## Aim of the exercise
All the entries need to be quoted exactly, apart from the pictures, which you should drop.

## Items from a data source
** Begin **

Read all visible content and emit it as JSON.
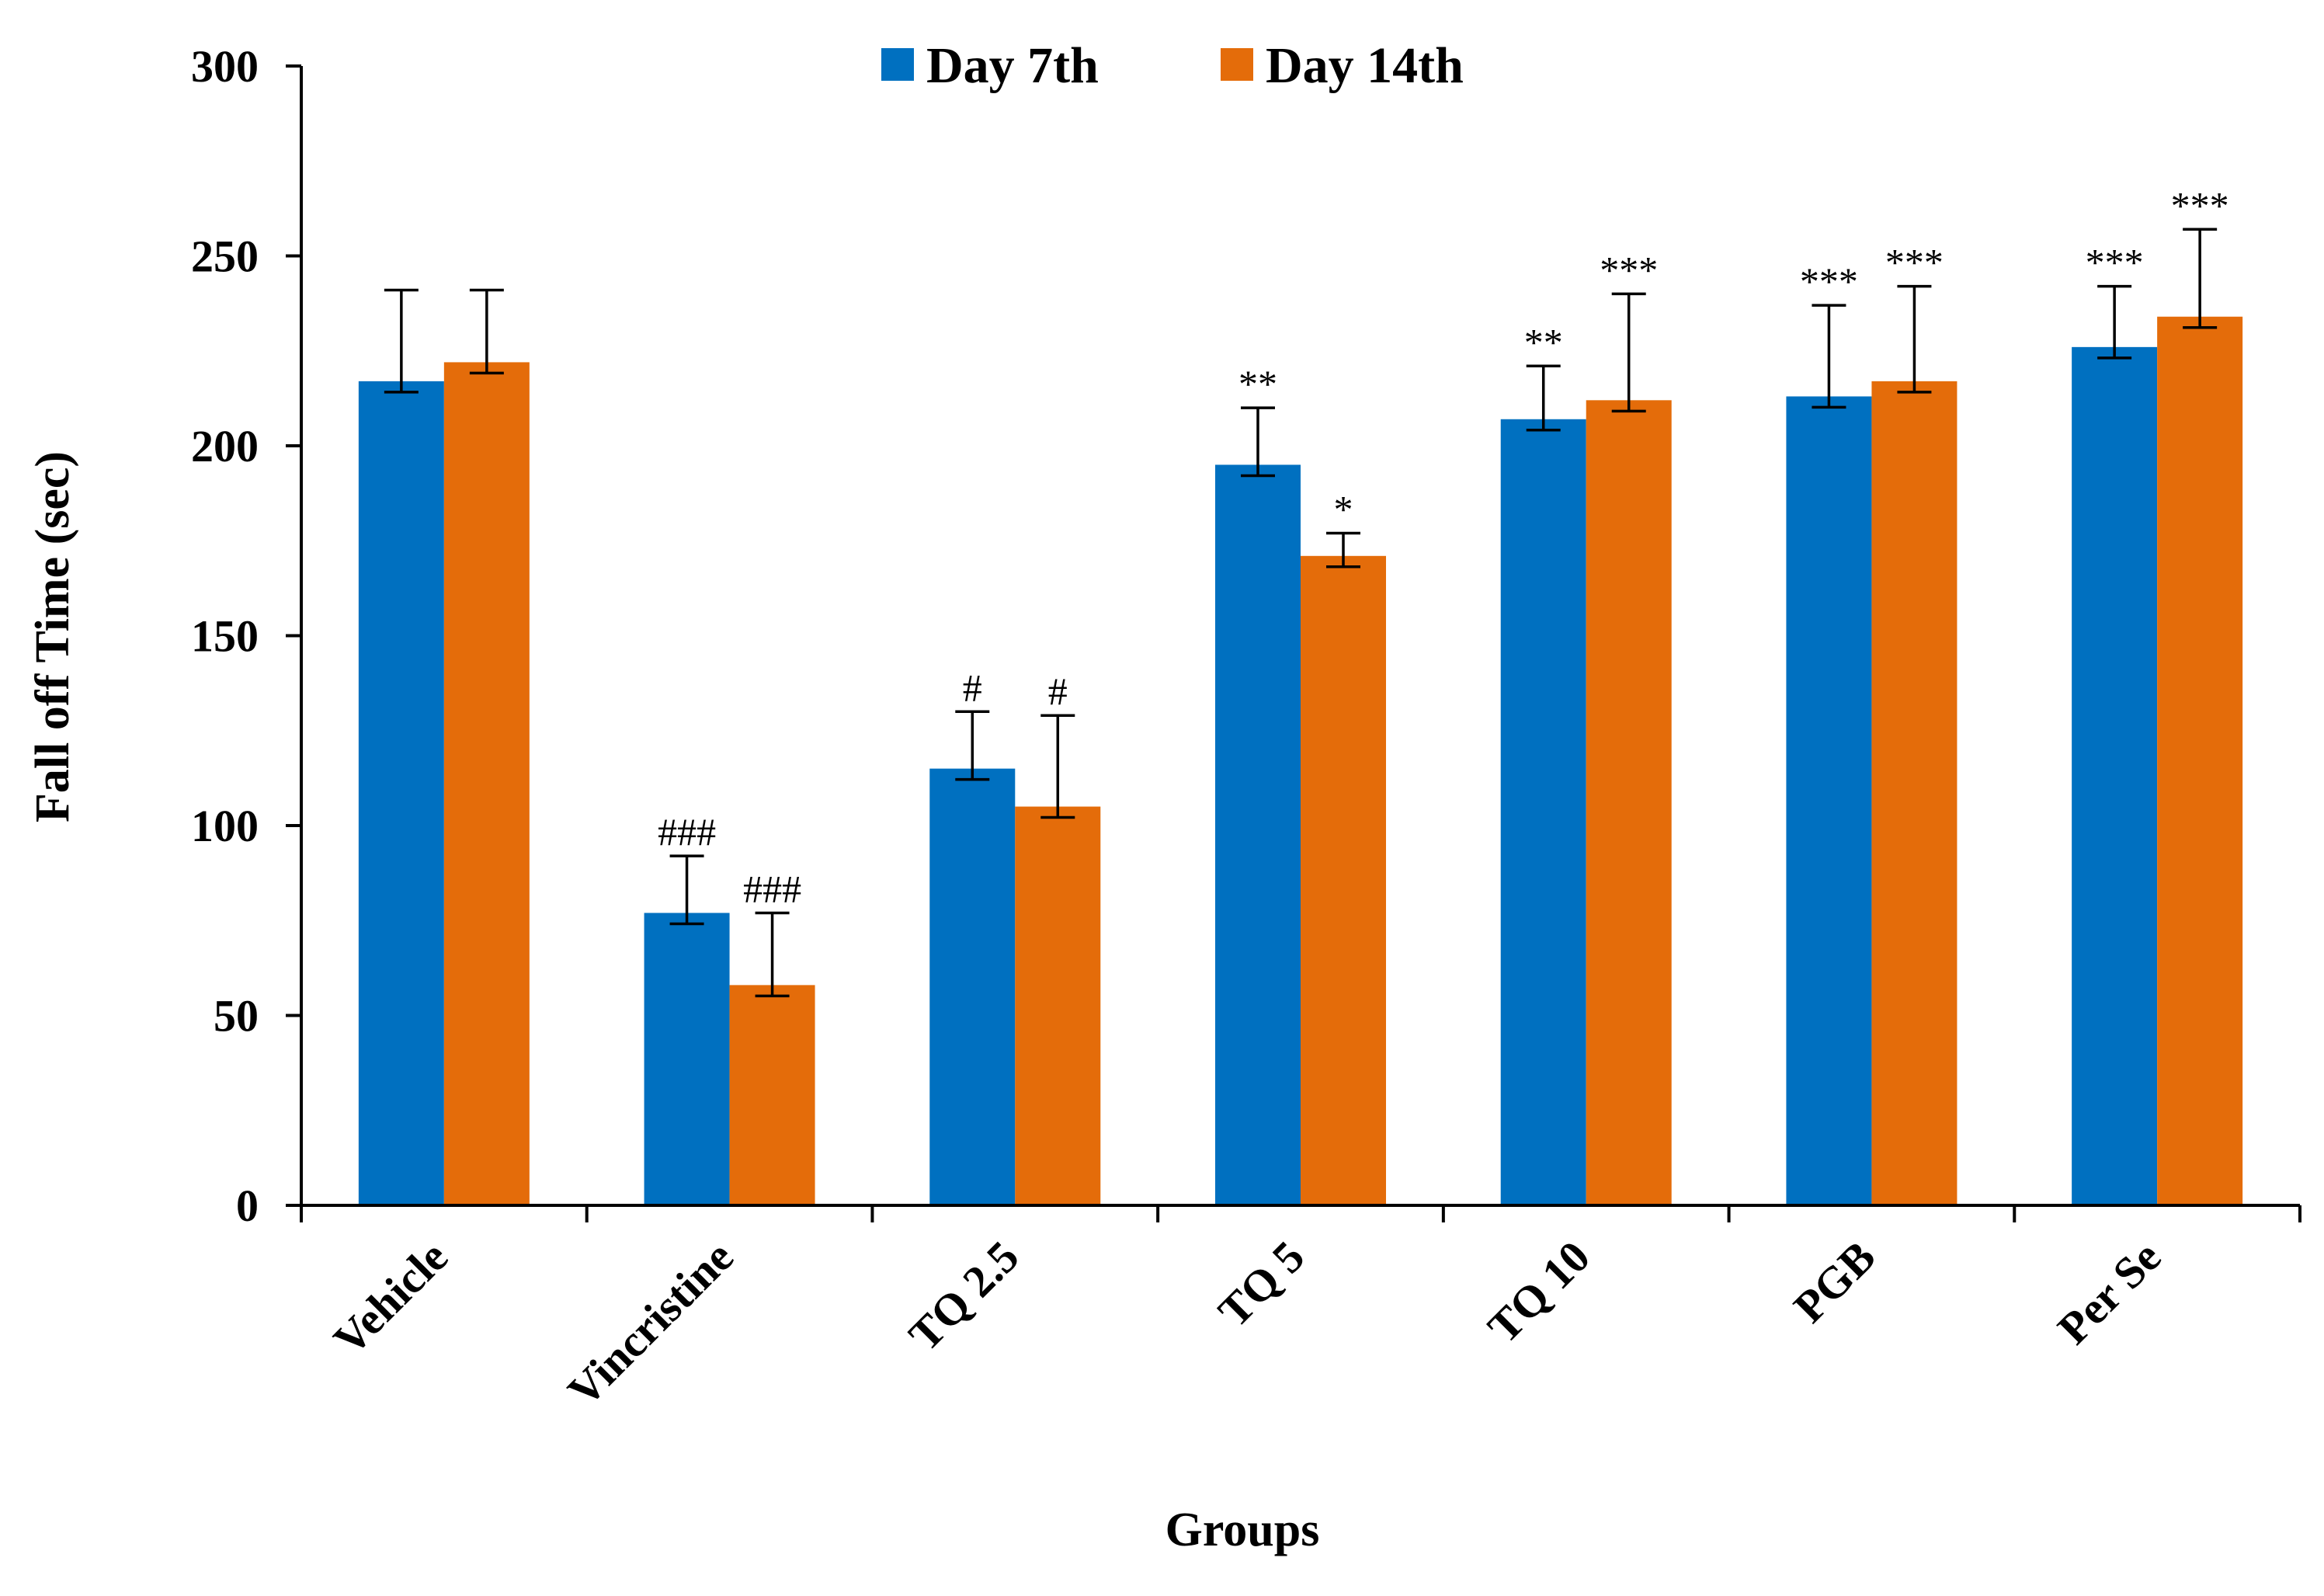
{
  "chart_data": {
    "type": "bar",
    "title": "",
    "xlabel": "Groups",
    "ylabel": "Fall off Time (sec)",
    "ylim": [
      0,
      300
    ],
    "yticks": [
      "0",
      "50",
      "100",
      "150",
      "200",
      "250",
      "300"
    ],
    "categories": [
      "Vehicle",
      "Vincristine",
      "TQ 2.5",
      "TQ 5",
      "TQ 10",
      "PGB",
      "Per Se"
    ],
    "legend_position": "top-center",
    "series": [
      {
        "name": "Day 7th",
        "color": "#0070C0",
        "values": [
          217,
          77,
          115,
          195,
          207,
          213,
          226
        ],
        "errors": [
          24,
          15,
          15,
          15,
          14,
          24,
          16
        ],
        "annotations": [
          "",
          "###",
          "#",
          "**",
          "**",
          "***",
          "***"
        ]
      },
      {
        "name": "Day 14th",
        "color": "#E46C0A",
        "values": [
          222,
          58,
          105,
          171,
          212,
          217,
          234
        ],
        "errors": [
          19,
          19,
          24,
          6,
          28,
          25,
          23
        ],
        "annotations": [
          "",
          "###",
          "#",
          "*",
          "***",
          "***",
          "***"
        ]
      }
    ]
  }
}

** End **

## Written response
Read all visible content and emit it as JSON.
{
  "chart_data": {
    "type": "bar",
    "title": "",
    "xlabel": "Groups",
    "ylabel": "Fall off Time (sec)",
    "ylim": [
      0,
      300
    ],
    "yticks": [
      "0",
      "50",
      "100",
      "150",
      "200",
      "250",
      "300"
    ],
    "categories": [
      "Vehicle",
      "Vincristine",
      "TQ 2.5",
      "TQ 5",
      "TQ 10",
      "PGB",
      "Per Se"
    ],
    "legend_position": "top-center",
    "series": [
      {
        "name": "Day 7th",
        "color": "#0070C0",
        "values": [
          217,
          77,
          115,
          195,
          207,
          213,
          226
        ],
        "errors": [
          24,
          15,
          15,
          15,
          14,
          24,
          16
        ],
        "annotations": [
          "",
          "###",
          "#",
          "**",
          "**",
          "***",
          "***"
        ]
      },
      {
        "name": "Day 14th",
        "color": "#E46C0A",
        "values": [
          222,
          58,
          105,
          171,
          212,
          217,
          234
        ],
        "errors": [
          19,
          19,
          24,
          6,
          28,
          25,
          23
        ],
        "annotations": [
          "",
          "###",
          "#",
          "*",
          "***",
          "***",
          "***"
        ]
      }
    ]
  }
}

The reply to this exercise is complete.